**Data provided:**

[start]

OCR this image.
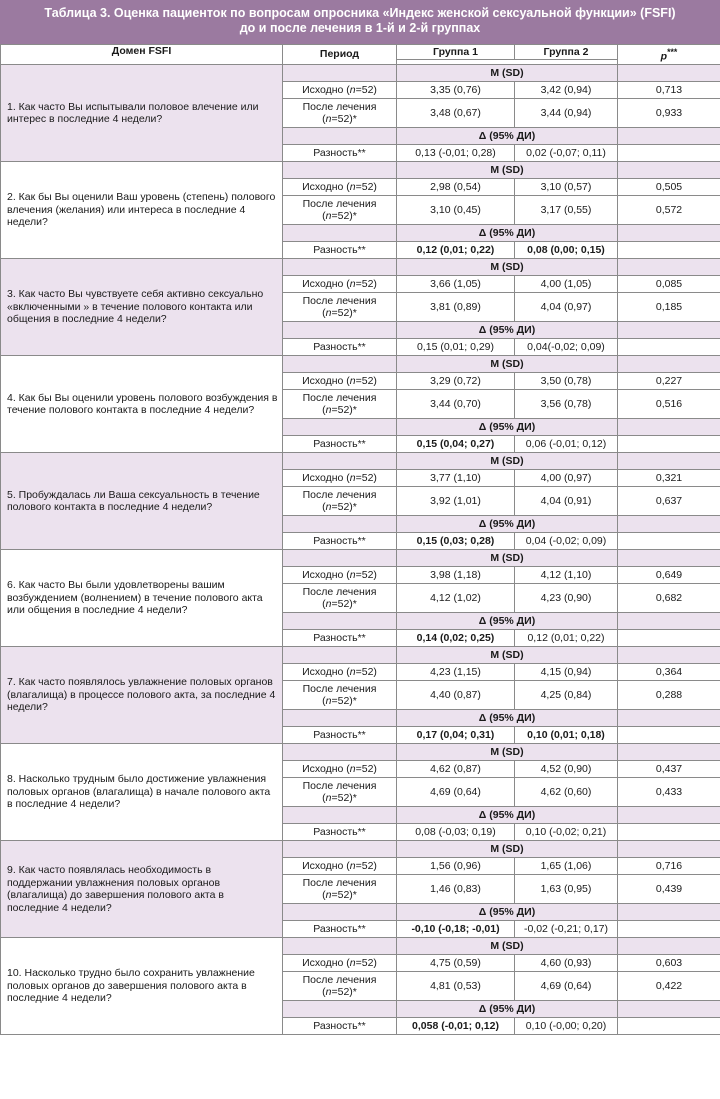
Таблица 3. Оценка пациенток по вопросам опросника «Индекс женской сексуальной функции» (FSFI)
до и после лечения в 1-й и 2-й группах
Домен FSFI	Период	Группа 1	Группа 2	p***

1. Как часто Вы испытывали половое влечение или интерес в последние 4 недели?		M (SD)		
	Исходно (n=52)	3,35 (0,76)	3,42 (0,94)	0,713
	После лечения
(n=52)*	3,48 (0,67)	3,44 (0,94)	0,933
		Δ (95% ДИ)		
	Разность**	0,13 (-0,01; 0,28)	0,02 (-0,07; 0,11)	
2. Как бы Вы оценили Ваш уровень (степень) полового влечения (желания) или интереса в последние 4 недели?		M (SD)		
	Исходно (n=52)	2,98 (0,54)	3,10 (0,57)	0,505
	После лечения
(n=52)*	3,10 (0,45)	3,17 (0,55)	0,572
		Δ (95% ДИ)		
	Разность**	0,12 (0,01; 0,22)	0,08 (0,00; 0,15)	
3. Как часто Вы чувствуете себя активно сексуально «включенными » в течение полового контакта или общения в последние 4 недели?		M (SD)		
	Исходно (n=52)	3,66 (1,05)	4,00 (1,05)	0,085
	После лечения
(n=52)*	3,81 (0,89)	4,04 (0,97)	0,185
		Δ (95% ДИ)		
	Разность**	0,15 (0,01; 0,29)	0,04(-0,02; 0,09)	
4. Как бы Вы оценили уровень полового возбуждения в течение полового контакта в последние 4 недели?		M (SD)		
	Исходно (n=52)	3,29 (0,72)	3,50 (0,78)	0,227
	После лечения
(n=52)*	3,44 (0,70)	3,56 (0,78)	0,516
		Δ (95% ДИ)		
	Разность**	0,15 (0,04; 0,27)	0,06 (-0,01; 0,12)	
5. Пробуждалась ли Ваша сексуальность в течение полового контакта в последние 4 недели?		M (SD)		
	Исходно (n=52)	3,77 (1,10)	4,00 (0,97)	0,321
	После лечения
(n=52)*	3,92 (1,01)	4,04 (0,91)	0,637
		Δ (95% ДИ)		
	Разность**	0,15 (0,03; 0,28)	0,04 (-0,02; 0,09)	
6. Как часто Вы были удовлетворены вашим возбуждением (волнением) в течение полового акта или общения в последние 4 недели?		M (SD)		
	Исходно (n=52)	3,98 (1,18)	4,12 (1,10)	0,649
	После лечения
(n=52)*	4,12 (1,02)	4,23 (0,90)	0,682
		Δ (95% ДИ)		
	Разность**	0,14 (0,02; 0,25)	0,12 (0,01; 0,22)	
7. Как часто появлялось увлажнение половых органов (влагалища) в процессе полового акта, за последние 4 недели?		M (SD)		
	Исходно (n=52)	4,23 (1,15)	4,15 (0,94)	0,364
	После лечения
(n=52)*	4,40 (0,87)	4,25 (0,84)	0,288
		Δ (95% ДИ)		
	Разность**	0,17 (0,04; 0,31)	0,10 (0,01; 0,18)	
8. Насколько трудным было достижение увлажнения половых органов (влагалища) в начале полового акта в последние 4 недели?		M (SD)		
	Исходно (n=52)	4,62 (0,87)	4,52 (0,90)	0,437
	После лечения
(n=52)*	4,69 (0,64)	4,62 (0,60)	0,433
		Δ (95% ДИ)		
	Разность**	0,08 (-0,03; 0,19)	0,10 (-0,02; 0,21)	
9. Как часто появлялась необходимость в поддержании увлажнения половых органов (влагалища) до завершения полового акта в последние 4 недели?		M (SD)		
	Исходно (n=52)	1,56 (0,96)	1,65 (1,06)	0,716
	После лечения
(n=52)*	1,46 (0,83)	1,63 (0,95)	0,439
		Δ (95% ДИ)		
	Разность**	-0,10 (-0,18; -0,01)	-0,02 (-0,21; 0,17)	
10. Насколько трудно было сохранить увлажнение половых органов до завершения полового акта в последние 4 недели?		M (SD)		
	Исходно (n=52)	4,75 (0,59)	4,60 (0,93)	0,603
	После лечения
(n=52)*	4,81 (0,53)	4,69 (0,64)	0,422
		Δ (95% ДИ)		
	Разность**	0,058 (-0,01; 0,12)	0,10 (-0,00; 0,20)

[end]

**Goal:** In this exercise, set down all of the data exactly, without the pictures.

**Solution for this problem:**
OCR this image.
Таблица 3. Оценка пациенток по вопросам опросника «Индекс женской сексуальной функции» (FSFI)
до и после лечения в 1-й и 2-й группах
Домен FSFI	Период	Группа 1	Группа 2	p***

1. Как часто Вы испытывали половое влечение или интерес в последние 4 недели?		M (SD)		
	Исходно (n=52)	3,35 (0,76)	3,42 (0,94)	0,713
	После лечения
(n=52)*	3,48 (0,67)	3,44 (0,94)	0,933
		Δ (95% ДИ)		
	Разность**	0,13 (-0,01; 0,28)	0,02 (-0,07; 0,11)	
2. Как бы Вы оценили Ваш уровень (степень) полового влечения (желания) или интереса в последние 4 недели?		M (SD)		
	Исходно (n=52)	2,98 (0,54)	3,10 (0,57)	0,505
	После лечения
(n=52)*	3,10 (0,45)	3,17 (0,55)	0,572
		Δ (95% ДИ)		
	Разность**	0,12 (0,01; 0,22)	0,08 (0,00; 0,15)	
3. Как часто Вы чувствуете себя активно сексуально «включенными » в течение полового контакта или общения в последние 4 недели?		M (SD)		
	Исходно (n=52)	3,66 (1,05)	4,00 (1,05)	0,085
	После лечения
(n=52)*	3,81 (0,89)	4,04 (0,97)	0,185
		Δ (95% ДИ)		
	Разность**	0,15 (0,01; 0,29)	0,04(-0,02; 0,09)	
4. Как бы Вы оценили уровень полового возбуждения в течение полового контакта в последние 4 недели?		M (SD)		
	Исходно (n=52)	3,29 (0,72)	3,50 (0,78)	0,227
	После лечения
(n=52)*	3,44 (0,70)	3,56 (0,78)	0,516
		Δ (95% ДИ)		
	Разность**	0,15 (0,04; 0,27)	0,06 (-0,01; 0,12)	
5. Пробуждалась ли Ваша сексуальность в течение полового контакта в последние 4 недели?		M (SD)		
	Исходно (n=52)	3,77 (1,10)	4,00 (0,97)	0,321
	После лечения
(n=52)*	3,92 (1,01)	4,04 (0,91)	0,637
		Δ (95% ДИ)		
	Разность**	0,15 (0,03; 0,28)	0,04 (-0,02; 0,09)	
6. Как часто Вы были удовлетворены вашим возбуждением (волнением) в течение полового акта или общения в последние 4 недели?		M (SD)		
	Исходно (n=52)	3,98 (1,18)	4,12 (1,10)	0,649
	После лечения
(n=52)*	4,12 (1,02)	4,23 (0,90)	0,682
		Δ (95% ДИ)		
	Разность**	0,14 (0,02; 0,25)	0,12 (0,01; 0,22)	
7. Как часто появлялось увлажнение половых органов (влагалища) в процессе полового акта, за последние 4 недели?		M (SD)		
	Исходно (n=52)	4,23 (1,15)	4,15 (0,94)	0,364
	После лечения
(n=52)*	4,40 (0,87)	4,25 (0,84)	0,288
		Δ (95% ДИ)		
	Разность**	0,17 (0,04; 0,31)	0,10 (0,01; 0,18)	
8. Насколько трудным было достижение увлажнения половых органов (влагалища) в начале полового акта в последние 4 недели?		M (SD)		
	Исходно (n=52)	4,62 (0,87)	4,52 (0,90)	0,437
	После лечения
(n=52)*	4,69 (0,64)	4,62 (0,60)	0,433
		Δ (95% ДИ)		
	Разность**	0,08 (-0,03; 0,19)	0,10 (-0,02; 0,21)	
9. Как часто появлялась необходимость в поддержании увлажнения половых органов (влагалища) до завершения полового акта в последние 4 недели?		M (SD)		
	Исходно (n=52)	1,56 (0,96)	1,65 (1,06)	0,716
	После лечения
(n=52)*	1,46 (0,83)	1,63 (0,95)	0,439
		Δ (95% ДИ)		
	Разность**	-0,10 (-0,18; -0,01)	-0,02 (-0,21; 0,17)	
10. Насколько трудно было сохранить увлажнение половых органов до завершения полового акта в последние 4 недели?		M (SD)		
	Исходно (n=52)	4,75 (0,59)	4,60 (0,93)	0,603
	После лечения
(n=52)*	4,81 (0,53)	4,69 (0,64)	0,422
		Δ (95% ДИ)		
	Разность**	0,058 (-0,01; 0,12)	0,10 (-0,00; 0,20)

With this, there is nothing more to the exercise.